**ABOUT THIS EXERCISE**.
Looking at the records below, please work out how many lines contain the word "name" and give the number alone.

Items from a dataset
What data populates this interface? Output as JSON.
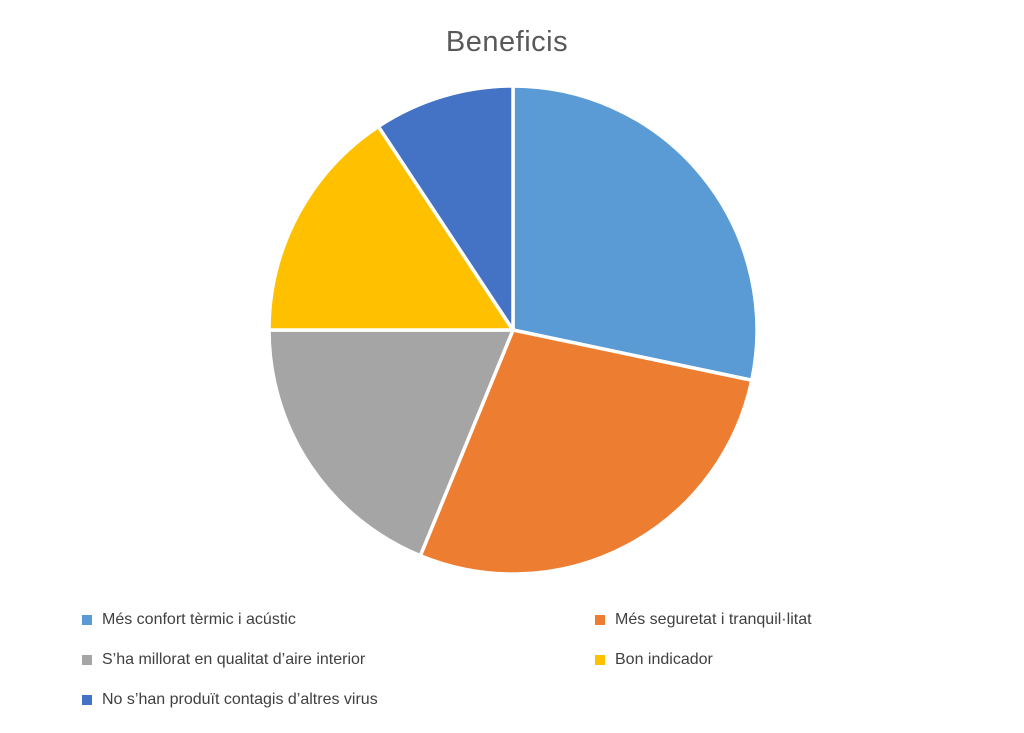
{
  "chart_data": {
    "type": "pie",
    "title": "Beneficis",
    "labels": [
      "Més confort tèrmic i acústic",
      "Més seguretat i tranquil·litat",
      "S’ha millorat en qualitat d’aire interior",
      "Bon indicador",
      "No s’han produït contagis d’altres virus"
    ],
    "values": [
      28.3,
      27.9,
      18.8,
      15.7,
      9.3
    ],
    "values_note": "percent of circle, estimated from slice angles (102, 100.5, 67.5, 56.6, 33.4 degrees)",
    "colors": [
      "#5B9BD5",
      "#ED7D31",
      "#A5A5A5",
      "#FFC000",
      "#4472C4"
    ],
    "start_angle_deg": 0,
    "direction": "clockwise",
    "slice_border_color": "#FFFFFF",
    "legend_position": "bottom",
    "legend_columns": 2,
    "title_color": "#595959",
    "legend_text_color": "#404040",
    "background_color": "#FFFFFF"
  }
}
==
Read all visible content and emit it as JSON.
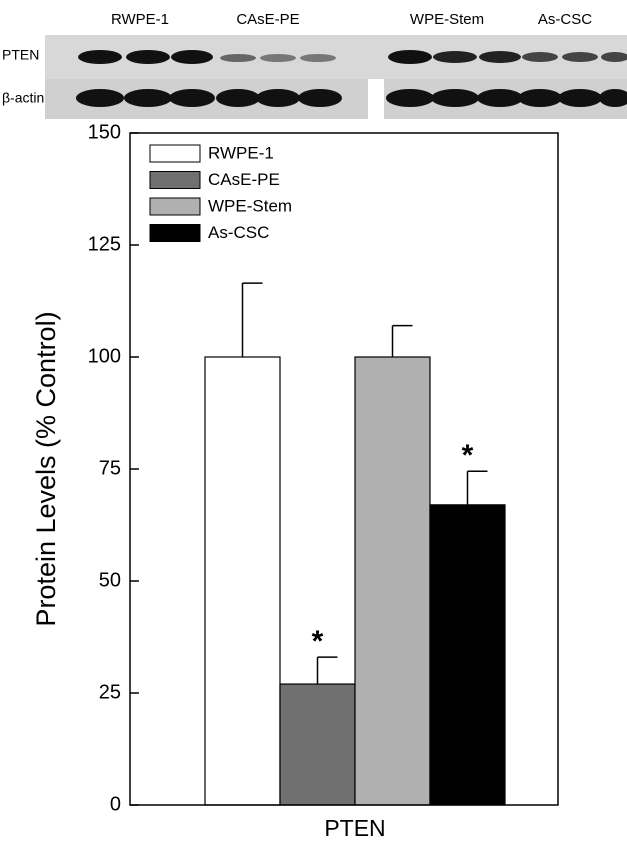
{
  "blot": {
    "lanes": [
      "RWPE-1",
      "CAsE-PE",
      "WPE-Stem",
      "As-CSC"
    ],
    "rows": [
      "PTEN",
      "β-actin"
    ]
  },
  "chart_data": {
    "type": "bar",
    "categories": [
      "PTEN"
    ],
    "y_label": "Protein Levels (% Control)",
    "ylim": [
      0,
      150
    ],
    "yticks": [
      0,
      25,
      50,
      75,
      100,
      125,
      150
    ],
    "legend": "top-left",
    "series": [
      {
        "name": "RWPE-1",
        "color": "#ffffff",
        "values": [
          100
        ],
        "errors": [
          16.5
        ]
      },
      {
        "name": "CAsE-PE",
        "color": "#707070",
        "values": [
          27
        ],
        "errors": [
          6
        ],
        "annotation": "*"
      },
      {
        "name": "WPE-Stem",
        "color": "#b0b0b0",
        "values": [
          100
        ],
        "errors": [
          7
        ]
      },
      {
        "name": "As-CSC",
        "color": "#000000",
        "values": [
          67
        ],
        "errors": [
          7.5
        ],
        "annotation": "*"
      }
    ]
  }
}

**TASK SOLUTION**.
4